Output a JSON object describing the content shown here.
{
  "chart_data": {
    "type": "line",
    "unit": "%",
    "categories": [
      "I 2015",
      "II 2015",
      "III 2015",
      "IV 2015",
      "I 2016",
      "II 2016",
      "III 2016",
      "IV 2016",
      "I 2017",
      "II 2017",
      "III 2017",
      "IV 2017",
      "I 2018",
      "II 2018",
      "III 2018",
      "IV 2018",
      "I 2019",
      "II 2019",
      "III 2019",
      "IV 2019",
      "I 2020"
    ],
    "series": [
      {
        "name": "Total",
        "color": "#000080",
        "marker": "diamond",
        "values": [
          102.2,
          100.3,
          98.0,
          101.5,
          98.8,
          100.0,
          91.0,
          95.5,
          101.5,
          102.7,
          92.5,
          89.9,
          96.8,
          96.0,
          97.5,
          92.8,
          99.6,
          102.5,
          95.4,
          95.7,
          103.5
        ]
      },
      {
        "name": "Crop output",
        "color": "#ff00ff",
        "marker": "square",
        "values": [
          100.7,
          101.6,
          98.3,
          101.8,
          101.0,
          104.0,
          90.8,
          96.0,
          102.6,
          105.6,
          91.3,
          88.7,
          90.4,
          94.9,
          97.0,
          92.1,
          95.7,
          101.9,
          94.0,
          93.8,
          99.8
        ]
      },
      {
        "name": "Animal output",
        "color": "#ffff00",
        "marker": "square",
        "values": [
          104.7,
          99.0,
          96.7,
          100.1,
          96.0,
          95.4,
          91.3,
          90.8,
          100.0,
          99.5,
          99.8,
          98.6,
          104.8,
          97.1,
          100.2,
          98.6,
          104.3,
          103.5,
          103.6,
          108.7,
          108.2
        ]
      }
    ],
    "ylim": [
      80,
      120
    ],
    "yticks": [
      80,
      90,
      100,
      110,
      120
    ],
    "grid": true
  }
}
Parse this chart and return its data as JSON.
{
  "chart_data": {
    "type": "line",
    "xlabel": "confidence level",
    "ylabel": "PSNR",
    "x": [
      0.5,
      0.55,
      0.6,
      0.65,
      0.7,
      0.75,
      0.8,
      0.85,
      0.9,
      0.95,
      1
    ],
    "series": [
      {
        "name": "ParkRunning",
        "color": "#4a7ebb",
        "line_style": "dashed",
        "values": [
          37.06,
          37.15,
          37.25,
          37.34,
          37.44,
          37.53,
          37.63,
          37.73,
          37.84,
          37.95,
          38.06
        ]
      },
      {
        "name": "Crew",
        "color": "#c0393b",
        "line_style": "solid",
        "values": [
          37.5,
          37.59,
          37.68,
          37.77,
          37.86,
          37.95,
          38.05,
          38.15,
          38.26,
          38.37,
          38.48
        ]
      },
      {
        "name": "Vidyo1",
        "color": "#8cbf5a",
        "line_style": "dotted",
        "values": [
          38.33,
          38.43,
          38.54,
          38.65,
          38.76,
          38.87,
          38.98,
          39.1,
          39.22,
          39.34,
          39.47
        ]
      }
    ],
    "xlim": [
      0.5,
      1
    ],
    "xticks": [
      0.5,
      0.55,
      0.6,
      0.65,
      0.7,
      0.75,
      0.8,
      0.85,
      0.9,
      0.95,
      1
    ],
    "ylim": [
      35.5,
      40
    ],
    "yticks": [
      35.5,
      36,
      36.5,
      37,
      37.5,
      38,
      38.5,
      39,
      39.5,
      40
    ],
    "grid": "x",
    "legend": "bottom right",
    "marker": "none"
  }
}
········
■ **Set task**
Pick out and copy the lines of the material that include the word "JSON".

■ **Final result**
Output a JSON object describing the content shown here.
Parse this chart and return its data as JSON.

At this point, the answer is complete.